### DIRECTIONS FOR THIS TASK:
Sift the material for lines containing "materials", and return them.

————

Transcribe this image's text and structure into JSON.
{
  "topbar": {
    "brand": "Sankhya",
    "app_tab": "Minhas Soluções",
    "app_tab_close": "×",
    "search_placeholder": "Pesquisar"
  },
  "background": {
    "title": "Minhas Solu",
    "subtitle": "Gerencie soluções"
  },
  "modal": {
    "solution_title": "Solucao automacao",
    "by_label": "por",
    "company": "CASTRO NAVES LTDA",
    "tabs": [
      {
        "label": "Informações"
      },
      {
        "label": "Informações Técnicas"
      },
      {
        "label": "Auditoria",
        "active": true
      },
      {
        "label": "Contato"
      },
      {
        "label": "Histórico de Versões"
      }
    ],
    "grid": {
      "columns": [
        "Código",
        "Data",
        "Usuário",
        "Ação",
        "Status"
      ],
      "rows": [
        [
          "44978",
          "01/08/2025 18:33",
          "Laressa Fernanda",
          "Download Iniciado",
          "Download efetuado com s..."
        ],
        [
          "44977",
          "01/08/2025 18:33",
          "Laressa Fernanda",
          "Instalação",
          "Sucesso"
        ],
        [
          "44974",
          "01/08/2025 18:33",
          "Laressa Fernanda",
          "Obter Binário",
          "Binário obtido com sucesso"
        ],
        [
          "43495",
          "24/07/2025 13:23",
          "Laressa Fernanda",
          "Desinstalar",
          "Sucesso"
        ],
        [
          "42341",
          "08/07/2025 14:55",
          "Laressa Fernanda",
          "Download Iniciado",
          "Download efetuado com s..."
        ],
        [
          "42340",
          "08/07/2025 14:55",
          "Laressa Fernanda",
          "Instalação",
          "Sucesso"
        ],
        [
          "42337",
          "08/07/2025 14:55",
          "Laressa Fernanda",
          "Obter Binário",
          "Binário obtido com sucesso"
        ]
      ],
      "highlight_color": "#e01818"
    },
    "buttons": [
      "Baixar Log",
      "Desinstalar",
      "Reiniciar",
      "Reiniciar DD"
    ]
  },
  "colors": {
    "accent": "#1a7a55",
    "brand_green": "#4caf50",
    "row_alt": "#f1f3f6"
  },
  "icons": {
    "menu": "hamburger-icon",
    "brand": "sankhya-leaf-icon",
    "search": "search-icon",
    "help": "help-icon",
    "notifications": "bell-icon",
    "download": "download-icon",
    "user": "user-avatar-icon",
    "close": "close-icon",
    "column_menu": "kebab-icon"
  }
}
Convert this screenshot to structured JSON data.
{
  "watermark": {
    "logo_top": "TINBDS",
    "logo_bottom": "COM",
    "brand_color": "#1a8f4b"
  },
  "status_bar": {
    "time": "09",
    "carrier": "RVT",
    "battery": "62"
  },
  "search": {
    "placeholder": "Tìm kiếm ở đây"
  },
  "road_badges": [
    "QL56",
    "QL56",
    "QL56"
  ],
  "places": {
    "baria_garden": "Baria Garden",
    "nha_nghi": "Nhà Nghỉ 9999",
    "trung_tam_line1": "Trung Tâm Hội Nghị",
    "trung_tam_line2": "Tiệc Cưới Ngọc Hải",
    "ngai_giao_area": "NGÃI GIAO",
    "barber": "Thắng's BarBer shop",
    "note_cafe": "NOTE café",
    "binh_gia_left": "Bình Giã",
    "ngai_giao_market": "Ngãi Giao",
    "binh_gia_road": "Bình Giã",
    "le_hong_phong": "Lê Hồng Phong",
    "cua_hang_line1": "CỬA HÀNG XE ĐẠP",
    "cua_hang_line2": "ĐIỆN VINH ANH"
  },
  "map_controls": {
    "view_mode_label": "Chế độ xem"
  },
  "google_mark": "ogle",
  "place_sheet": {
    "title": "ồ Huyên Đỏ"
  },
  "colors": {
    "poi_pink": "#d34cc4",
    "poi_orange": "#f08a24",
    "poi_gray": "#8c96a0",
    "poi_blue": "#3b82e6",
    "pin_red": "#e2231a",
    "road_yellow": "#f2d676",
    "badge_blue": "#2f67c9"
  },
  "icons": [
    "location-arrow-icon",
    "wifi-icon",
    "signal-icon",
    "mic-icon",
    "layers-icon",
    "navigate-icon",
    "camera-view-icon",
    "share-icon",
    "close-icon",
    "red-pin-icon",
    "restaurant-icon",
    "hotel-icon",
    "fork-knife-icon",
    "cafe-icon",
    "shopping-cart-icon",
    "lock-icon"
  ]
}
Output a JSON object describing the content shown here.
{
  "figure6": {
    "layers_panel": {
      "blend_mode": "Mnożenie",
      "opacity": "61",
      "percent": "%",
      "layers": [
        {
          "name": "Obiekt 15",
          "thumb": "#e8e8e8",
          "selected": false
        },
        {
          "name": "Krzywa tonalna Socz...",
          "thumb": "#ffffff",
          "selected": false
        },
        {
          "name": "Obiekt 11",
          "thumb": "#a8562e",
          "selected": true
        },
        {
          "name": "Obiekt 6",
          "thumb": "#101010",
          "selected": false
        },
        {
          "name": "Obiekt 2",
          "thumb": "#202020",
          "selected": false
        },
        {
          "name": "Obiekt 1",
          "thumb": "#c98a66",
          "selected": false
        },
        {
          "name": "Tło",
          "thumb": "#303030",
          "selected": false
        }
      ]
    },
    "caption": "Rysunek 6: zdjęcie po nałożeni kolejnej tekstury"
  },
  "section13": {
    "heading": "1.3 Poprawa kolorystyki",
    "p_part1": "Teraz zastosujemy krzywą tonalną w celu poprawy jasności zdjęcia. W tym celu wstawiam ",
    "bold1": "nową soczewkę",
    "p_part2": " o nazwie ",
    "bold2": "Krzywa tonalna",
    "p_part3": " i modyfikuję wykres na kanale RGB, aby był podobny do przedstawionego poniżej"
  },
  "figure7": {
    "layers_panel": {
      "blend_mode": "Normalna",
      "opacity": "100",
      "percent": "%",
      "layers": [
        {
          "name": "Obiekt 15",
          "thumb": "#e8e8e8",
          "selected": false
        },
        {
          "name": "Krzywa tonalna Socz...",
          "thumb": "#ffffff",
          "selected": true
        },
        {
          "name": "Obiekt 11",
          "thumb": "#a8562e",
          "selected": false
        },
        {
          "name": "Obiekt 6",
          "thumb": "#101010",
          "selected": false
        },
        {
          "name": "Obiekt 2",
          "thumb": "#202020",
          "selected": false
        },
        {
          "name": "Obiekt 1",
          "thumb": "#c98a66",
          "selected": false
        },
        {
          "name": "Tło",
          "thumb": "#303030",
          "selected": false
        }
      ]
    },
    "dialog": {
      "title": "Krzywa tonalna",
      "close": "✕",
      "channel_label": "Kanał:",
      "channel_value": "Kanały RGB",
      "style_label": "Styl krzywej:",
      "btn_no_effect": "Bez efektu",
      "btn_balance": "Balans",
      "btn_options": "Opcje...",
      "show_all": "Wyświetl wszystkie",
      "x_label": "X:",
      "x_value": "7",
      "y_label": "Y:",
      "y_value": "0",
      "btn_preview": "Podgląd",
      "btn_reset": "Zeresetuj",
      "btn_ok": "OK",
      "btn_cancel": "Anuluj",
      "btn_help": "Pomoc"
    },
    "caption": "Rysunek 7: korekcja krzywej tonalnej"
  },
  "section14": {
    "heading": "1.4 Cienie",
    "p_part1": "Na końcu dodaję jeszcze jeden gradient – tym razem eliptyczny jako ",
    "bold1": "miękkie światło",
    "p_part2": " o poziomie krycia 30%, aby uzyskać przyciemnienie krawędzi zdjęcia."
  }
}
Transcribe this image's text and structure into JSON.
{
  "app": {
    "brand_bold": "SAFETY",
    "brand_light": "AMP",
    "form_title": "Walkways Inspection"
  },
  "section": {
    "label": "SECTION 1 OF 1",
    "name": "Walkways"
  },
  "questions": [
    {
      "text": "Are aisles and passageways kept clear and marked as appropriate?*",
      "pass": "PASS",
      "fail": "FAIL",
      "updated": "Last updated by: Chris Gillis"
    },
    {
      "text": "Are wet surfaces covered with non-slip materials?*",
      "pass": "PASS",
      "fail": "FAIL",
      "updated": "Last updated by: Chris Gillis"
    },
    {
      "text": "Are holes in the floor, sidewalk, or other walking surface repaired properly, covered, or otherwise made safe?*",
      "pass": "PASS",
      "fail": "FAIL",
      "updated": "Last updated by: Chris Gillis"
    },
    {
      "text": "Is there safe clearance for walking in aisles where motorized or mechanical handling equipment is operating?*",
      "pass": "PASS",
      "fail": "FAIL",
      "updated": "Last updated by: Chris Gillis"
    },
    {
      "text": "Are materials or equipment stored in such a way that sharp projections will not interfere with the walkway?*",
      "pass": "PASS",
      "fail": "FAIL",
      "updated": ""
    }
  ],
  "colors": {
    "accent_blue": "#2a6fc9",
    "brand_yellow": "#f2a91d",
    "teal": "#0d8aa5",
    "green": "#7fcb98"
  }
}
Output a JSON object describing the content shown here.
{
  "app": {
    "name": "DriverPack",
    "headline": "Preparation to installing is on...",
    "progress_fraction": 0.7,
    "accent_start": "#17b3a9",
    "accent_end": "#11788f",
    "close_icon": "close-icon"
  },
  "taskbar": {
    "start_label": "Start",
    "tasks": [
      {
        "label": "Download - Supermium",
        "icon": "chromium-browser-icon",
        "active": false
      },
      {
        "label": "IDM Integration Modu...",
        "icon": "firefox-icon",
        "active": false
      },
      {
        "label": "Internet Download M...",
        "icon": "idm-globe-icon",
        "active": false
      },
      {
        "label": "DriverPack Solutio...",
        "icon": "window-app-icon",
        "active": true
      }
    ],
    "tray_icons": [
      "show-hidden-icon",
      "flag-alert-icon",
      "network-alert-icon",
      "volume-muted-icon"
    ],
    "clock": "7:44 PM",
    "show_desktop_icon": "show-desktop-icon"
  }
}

————

### COMPLETE ANSWER:
      "text": "Are wet surfaces covered with non-slip materials?*",
      "text": "Are materials or equipment stored in such a way that sharp projections will not interfere with the walkway?*",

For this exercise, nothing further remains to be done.